EXERCISE INSTRUCTIONS:
Copy all entries without alteration and skip the pictures they hold.

SUPPLIED MATERIAL:

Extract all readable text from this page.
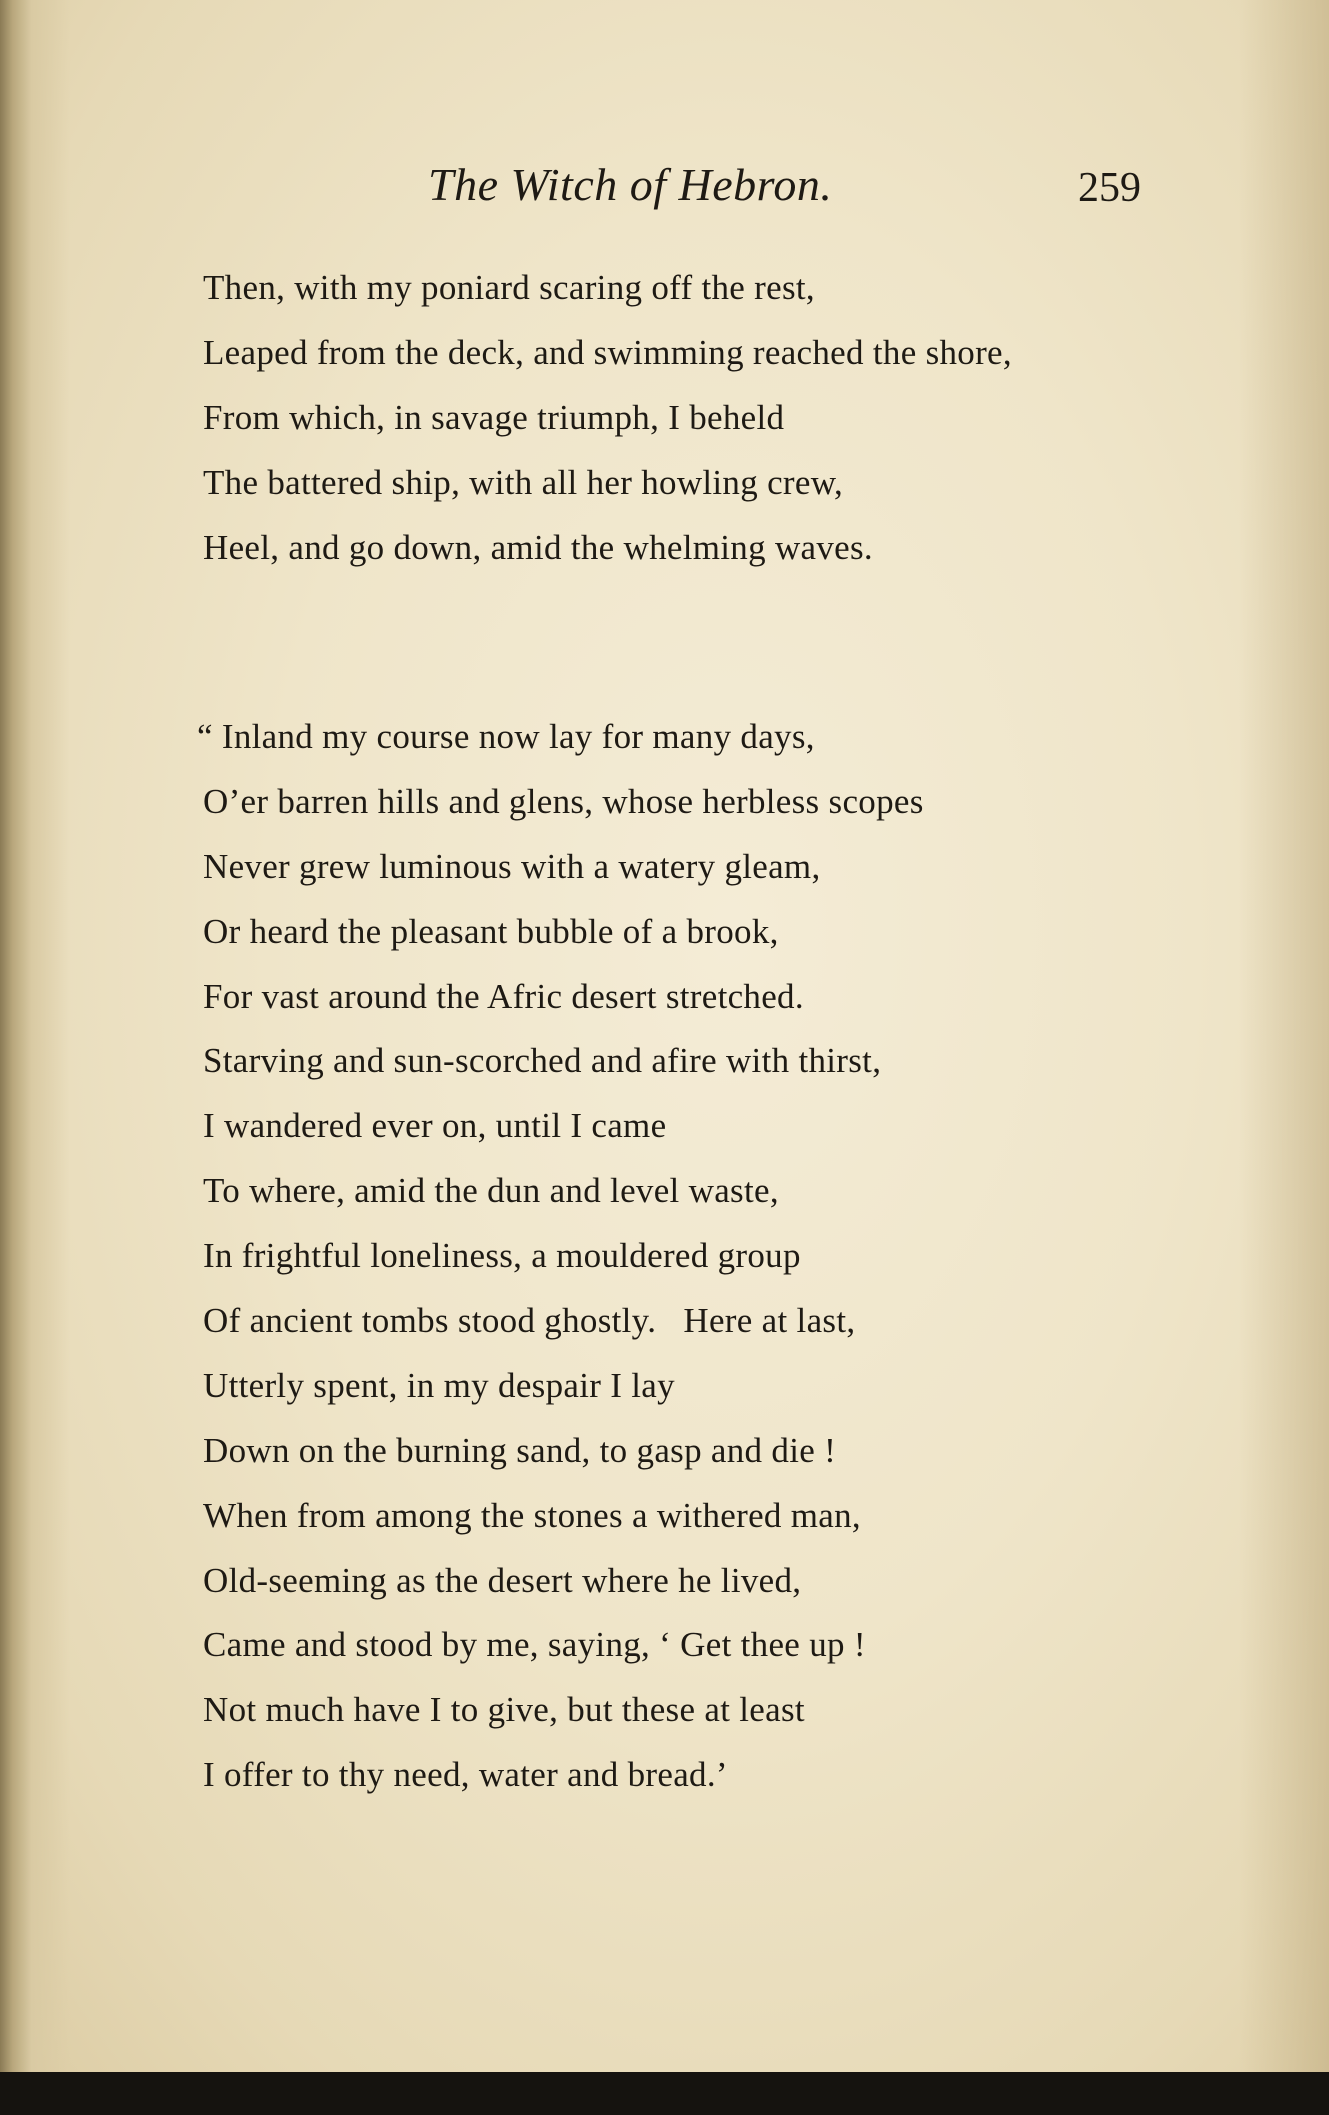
The Witch of Hebron.	259
Then, with my poniard scaring off the rest,
Leaped from the deck, and swimming reached the shore,
From which, in savage triumph, I beheld
The battered ship, with all her howling crew,
Heel, and go down, amid the whelming waves.
“ Inland my course now lay for many days,
O’er barren hills and glens, whose herbless scopes
Never grew luminous with a watery gleam,
Or heard the pleasant bubble of a brook,
For vast around the Afric desert stretched.
Starving and sun-scorched and afire with thirst,
I wandered ever on, until I came
To where, amid the dun and level waste,
In frightful loneliness, a mouldered group
Of ancient tombs stood ghostly.   Here at last,
Utterly spent, in my despair I lay
Down on the burning sand, to gasp and die !
When from among the stones a withered man,
Old-seeming as the desert where he lived,
Came and stood by me, saying, ‘ Get thee up !
Not much have I to give, but these at least
I offer to thy need, water and bread.’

EXERCISE RESPONSE:
Extract all readable text from this page.
The Witch of Hebron.	259
Then, with my poniard scaring off the rest,
Leaped from the deck, and swimming reached the shore,
From which, in savage triumph, I beheld
The battered ship, with all her howling crew,
Heel, and go down, amid the whelming waves.
“ Inland my course now lay for many days,
O’er barren hills and glens, whose herbless scopes
Never grew luminous with a watery gleam,
Or heard the pleasant bubble of a brook,
For vast around the Afric desert stretched.
Starving and sun-scorched and afire with thirst,
I wandered ever on, until I came
To where, amid the dun and level waste,
In frightful loneliness, a mouldered group
Of ancient tombs stood ghostly.   Here at last,
Utterly spent, in my despair I lay
Down on the burning sand, to gasp and die !
When from among the stones a withered man,
Old-seeming as the desert where he lived,
Came and stood by me, saying, ‘ Get thee up !
Not much have I to give, but these at least
I offer to thy need, water and bread.’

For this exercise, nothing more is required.